*Exercise task*:
Look through the listing below and work out how many of its lines hold the word "Assessment". Give only the number.

........

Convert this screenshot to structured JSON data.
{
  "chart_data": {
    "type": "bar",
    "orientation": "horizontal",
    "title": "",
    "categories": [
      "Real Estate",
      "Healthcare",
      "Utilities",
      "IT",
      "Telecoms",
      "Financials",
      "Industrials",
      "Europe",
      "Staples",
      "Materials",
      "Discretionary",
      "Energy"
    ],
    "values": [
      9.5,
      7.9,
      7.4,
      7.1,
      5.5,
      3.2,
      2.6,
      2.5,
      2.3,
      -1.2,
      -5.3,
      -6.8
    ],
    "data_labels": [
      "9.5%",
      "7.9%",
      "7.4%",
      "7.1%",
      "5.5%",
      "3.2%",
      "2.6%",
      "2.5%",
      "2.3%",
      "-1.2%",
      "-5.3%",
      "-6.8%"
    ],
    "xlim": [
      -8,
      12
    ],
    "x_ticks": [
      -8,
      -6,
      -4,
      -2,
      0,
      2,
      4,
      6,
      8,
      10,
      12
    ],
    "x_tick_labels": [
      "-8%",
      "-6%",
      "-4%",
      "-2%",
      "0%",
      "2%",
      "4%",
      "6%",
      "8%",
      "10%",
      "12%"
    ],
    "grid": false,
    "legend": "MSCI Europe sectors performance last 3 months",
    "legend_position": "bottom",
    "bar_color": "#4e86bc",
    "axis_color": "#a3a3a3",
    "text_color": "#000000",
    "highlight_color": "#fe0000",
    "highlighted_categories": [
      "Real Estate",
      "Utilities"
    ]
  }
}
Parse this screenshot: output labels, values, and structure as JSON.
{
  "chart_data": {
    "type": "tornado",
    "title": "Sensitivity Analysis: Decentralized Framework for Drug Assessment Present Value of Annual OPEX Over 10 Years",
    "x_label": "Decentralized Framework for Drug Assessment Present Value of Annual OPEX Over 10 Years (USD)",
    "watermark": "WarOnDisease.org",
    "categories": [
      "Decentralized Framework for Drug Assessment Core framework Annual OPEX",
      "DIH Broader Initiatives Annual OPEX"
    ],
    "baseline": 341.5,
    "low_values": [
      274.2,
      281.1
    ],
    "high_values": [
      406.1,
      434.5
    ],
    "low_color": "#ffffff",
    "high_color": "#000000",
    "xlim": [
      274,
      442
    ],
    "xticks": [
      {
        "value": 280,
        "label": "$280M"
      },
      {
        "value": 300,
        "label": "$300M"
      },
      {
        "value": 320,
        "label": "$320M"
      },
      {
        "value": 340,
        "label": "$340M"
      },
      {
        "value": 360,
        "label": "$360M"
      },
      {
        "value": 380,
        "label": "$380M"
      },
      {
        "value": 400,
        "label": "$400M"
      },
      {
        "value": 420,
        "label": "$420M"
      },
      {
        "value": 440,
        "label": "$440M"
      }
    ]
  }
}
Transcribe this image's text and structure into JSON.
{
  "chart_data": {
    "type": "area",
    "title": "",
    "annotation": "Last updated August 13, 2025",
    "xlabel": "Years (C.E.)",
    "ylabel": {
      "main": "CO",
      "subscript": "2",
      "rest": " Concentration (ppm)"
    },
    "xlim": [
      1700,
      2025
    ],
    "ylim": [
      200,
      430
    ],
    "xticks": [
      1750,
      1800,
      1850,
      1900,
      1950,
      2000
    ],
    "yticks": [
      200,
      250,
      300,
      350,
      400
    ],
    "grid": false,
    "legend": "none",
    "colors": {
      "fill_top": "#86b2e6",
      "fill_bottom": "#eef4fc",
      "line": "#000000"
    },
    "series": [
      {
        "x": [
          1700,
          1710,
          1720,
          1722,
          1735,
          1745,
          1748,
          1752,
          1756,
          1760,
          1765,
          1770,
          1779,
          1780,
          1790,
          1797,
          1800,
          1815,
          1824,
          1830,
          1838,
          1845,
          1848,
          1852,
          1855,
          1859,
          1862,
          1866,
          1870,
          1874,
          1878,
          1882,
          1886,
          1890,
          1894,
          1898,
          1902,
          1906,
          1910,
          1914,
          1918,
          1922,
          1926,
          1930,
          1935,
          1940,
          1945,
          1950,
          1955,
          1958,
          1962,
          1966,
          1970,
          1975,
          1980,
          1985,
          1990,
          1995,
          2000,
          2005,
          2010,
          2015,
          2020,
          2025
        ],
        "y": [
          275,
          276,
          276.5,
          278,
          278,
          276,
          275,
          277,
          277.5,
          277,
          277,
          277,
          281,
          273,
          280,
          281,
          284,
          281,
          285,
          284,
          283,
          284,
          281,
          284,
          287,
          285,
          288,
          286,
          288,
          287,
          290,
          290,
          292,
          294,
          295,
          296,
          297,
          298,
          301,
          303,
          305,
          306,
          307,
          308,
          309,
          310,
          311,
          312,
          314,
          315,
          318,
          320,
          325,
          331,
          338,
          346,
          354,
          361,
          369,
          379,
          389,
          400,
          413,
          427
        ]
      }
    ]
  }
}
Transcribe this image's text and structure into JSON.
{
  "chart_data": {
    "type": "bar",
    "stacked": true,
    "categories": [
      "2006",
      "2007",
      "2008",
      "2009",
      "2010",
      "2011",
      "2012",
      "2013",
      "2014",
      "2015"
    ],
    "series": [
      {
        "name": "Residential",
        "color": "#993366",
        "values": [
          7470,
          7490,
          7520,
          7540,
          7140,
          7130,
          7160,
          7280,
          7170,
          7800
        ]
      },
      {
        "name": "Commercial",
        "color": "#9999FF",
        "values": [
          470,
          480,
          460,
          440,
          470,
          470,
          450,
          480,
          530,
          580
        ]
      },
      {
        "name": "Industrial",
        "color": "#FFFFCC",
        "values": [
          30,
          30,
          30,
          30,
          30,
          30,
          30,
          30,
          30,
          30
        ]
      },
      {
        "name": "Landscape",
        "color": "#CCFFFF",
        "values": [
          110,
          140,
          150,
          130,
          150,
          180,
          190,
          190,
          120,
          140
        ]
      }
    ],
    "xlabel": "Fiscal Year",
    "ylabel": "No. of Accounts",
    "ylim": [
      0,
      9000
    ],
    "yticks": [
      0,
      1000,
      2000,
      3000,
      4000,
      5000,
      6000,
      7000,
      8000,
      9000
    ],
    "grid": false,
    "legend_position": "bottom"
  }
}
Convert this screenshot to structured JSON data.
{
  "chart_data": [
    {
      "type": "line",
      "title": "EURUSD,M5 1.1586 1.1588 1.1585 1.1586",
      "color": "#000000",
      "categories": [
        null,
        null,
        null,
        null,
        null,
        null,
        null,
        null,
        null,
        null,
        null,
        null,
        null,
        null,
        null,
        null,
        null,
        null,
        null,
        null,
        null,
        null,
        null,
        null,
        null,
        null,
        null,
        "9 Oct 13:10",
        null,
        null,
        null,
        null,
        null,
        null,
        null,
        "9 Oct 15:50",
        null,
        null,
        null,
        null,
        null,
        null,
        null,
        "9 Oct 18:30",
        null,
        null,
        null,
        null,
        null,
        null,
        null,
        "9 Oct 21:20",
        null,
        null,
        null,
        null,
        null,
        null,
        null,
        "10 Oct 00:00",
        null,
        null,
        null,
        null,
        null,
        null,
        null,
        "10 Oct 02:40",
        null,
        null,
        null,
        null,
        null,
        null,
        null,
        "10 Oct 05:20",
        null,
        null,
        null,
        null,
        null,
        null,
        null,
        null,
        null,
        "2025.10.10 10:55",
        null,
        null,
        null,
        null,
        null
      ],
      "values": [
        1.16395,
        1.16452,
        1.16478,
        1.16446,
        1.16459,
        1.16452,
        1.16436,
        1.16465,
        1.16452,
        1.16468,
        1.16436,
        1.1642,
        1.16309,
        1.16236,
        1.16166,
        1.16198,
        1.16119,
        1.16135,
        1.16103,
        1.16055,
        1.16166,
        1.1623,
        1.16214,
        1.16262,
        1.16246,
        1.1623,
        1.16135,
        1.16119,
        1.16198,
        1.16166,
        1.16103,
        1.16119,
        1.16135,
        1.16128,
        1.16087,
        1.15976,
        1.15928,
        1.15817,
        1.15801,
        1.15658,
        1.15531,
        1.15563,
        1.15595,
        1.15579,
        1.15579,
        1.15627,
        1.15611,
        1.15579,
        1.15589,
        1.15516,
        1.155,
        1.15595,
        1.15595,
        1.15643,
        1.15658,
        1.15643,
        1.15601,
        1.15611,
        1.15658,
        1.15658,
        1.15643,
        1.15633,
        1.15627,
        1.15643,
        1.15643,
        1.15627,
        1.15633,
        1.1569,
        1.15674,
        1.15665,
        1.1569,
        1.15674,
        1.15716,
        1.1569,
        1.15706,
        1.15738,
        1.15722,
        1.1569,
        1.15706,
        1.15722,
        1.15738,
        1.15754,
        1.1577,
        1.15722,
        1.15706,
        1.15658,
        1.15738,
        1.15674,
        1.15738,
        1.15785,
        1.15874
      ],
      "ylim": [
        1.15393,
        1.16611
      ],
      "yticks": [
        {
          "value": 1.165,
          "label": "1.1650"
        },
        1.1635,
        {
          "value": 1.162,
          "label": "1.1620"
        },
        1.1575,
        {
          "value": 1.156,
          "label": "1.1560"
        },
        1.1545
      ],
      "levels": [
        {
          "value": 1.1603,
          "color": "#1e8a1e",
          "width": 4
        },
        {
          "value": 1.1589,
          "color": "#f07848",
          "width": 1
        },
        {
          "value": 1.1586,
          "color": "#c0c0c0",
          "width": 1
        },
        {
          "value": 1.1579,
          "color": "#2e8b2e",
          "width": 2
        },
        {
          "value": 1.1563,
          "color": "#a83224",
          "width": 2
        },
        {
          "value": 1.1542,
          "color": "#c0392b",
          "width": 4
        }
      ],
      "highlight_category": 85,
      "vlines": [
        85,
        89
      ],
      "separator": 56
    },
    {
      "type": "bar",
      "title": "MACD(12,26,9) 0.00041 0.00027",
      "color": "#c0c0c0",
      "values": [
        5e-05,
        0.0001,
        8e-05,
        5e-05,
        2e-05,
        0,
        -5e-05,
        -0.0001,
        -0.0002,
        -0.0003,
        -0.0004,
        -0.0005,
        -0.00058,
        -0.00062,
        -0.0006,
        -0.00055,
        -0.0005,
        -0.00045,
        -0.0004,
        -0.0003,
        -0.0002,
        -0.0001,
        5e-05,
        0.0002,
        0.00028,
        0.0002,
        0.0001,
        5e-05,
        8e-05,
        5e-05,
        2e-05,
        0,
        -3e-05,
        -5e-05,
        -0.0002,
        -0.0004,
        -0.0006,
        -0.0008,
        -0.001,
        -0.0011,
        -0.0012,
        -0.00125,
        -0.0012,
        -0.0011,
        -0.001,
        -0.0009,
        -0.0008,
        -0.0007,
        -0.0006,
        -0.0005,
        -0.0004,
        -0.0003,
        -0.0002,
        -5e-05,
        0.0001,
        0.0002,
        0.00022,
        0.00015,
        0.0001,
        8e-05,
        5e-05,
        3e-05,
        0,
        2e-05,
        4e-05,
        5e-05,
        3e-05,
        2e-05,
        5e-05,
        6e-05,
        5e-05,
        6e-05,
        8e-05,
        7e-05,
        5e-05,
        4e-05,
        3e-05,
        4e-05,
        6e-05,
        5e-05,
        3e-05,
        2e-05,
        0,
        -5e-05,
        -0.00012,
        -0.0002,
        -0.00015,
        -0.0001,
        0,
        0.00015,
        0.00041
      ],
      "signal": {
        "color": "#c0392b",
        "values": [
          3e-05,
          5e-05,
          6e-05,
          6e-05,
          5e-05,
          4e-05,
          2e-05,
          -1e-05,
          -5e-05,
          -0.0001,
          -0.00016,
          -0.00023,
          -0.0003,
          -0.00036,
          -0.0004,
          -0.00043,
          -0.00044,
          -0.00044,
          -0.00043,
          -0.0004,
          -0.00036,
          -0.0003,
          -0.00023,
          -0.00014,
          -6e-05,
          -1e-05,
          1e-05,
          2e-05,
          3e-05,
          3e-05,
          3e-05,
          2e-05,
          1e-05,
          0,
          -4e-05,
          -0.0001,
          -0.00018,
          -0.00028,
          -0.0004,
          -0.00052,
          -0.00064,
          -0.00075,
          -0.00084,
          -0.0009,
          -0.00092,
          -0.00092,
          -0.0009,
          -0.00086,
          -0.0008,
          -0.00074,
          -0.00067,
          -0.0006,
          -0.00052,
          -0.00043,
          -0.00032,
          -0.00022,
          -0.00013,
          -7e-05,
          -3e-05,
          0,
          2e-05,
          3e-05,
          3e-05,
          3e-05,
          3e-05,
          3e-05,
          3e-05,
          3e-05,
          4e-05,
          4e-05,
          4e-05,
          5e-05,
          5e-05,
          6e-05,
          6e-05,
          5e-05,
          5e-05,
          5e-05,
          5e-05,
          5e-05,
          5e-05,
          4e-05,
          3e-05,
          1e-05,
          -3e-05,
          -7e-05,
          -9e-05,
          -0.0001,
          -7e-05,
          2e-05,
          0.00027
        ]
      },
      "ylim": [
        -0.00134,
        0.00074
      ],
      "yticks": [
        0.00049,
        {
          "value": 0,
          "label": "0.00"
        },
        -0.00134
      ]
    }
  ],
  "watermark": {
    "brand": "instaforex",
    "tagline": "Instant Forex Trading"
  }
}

........

*Result*:
3